* **Exercise goal**: What trademark did I.E. Systems, Inc. apply to register, according to the court opinion below? Please answer in a few words.

Court Opinion

ID: 515134
Source: CourtListenerOpinion
Date Created: 2011-08-23 09:57:44+00
Date Added: 2024-06-11T09:11:33.981337
License: Public Domain

862 F.2d 321
Unpublished DispositionNOTICE: Federal Circuit Local Rule 47.8(b) states that opinions and orders which are designated as not citable as precedent shall not be employed or cited as precedent.  This does not preclude assertion of issues of claim preclusion, issue preclusion, judicial estoppel, law of the case or the like based on a decision of the Court rendered in a nonprecedential opinion or order.REYNOLDS AND REYNOLDS ACCUTAX SYSTEMS, INC., Appellant,v.I.E. SYSTEMS, INC., Appellee.
No. 88-1372.
United States Court of Appeals, Federal Circuit.
Oct. 20, 1988.

Before FRIEDMAN, BISSELL and MAYER, Circuit Judges.
BISSELL, Circuit Judge.

DECISION

1
The decision of the United States Patent and Trademark Office Trademark Trial and Appeal Board, Opposition No. 72,373, dismissing the opposition of Reynolds and Reynolds Accutax Systems, Inc.  (Reynolds) to the application, Serial No. 457,109, by I.E. Systems, Inc.  (I.E.) to register the trademark ACCULINK for asynchronous communications computer programs, is affirmed.

* **Data provided**:
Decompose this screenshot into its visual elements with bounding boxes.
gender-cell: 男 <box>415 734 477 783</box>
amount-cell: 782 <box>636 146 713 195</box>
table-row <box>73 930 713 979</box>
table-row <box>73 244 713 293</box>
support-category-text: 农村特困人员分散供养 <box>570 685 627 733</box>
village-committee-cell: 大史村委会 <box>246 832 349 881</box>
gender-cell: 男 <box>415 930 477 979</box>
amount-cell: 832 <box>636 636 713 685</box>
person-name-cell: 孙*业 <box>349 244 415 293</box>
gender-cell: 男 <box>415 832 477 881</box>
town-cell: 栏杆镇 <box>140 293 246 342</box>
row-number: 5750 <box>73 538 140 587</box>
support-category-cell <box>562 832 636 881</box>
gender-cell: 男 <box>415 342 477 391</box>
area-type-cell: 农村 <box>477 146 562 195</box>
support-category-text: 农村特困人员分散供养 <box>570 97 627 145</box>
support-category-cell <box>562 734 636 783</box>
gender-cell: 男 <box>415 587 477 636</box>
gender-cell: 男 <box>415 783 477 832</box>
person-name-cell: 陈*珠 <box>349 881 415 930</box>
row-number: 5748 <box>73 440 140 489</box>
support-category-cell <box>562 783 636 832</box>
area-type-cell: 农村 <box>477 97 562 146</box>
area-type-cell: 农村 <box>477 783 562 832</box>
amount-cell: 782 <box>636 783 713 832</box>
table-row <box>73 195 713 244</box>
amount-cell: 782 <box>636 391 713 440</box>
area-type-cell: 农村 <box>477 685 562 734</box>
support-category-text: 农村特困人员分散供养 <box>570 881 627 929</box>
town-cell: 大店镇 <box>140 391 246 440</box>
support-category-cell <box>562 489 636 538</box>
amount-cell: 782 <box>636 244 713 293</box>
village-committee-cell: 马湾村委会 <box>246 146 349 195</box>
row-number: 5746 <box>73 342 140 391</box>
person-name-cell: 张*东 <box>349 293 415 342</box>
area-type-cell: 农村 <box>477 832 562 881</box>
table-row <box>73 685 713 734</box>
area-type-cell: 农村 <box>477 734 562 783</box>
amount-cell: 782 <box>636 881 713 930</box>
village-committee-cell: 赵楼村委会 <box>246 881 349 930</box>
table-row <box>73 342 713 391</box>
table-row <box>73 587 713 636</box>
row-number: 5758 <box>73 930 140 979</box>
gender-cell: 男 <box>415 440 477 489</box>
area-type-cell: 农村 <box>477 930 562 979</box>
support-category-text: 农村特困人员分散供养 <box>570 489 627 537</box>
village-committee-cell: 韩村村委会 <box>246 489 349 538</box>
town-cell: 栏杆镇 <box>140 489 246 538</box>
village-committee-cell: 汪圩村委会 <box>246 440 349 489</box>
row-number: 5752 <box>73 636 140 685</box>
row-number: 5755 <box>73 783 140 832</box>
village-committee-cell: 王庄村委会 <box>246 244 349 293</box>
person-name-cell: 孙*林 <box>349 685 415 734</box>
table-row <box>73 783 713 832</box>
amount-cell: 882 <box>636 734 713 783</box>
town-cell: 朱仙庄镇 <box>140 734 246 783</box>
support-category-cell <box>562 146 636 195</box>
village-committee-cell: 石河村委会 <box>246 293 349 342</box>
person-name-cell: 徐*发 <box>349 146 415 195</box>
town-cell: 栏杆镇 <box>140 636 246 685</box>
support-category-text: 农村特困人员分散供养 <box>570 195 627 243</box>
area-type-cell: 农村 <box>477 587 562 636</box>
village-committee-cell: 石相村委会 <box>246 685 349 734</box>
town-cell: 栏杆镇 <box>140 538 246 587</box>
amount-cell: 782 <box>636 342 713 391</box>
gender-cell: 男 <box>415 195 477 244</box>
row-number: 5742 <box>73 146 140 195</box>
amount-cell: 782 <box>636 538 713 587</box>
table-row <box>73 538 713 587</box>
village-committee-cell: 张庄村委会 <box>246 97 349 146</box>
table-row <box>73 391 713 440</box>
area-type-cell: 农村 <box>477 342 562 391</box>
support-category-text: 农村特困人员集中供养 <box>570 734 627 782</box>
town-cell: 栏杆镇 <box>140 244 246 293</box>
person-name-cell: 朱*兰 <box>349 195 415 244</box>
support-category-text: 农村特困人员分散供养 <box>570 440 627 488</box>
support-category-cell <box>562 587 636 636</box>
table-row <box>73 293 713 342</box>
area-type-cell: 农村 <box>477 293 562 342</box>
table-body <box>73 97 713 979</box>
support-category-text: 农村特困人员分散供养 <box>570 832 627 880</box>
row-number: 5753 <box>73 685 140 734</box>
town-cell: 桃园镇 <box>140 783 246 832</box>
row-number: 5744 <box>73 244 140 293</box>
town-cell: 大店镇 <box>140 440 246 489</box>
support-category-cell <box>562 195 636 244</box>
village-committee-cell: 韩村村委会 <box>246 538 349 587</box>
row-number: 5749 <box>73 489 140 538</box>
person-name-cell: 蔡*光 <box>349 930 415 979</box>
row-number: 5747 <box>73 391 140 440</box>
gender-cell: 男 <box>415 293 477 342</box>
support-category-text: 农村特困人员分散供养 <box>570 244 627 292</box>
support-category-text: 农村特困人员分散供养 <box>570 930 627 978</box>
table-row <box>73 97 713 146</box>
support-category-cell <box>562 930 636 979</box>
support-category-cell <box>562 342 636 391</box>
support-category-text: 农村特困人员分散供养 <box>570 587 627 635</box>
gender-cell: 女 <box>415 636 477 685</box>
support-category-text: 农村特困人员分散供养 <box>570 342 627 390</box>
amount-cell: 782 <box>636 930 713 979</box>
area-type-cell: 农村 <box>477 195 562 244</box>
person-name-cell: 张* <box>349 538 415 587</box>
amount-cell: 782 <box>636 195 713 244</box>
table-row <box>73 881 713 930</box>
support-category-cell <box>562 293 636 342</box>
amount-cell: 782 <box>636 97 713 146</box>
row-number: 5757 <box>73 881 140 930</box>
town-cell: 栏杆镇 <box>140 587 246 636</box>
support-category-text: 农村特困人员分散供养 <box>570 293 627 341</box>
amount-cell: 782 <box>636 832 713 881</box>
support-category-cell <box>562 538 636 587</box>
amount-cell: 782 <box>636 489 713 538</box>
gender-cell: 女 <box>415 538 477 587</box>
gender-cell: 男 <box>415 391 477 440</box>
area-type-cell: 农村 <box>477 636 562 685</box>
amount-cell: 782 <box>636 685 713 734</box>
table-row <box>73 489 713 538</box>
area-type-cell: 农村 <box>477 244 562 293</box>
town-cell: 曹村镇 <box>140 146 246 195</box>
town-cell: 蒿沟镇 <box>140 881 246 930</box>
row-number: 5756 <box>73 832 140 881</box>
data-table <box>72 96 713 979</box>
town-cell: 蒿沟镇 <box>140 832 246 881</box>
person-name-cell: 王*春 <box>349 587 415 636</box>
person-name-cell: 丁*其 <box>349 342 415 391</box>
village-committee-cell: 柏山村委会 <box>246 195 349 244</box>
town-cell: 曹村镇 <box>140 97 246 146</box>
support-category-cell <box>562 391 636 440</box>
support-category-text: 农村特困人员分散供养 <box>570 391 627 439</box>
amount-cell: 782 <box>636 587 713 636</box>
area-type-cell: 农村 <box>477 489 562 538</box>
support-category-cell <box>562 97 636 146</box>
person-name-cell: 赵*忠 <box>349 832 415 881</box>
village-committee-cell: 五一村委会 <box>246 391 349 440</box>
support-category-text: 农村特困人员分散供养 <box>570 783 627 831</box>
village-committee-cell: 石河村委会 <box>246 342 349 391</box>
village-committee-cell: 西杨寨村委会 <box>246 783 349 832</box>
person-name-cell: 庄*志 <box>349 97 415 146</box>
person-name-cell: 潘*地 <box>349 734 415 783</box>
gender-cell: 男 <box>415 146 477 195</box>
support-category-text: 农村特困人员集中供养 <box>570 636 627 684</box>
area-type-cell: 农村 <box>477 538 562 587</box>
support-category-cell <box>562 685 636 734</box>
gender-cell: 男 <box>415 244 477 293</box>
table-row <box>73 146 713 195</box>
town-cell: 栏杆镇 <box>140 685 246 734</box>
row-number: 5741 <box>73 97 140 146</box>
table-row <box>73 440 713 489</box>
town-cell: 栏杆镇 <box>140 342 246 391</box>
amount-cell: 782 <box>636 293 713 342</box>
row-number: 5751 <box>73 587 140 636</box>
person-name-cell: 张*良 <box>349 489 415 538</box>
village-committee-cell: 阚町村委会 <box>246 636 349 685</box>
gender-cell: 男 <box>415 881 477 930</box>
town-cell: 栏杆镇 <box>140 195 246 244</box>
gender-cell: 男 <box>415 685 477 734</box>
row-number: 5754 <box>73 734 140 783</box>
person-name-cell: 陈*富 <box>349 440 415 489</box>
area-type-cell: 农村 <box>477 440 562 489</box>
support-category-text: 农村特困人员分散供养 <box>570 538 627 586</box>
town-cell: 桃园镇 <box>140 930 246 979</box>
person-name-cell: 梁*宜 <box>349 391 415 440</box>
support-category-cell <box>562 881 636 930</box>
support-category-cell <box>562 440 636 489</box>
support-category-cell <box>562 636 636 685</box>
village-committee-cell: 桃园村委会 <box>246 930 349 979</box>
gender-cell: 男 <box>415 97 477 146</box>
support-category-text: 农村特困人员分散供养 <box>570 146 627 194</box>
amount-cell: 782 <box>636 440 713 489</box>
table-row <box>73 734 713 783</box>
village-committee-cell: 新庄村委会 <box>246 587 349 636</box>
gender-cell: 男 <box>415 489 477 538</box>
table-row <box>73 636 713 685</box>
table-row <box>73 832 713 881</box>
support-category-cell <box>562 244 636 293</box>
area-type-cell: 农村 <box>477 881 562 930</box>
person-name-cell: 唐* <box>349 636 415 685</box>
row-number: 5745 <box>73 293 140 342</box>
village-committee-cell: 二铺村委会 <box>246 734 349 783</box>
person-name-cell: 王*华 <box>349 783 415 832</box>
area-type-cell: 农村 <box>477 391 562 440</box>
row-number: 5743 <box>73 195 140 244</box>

* **Answer box**: ACCULINK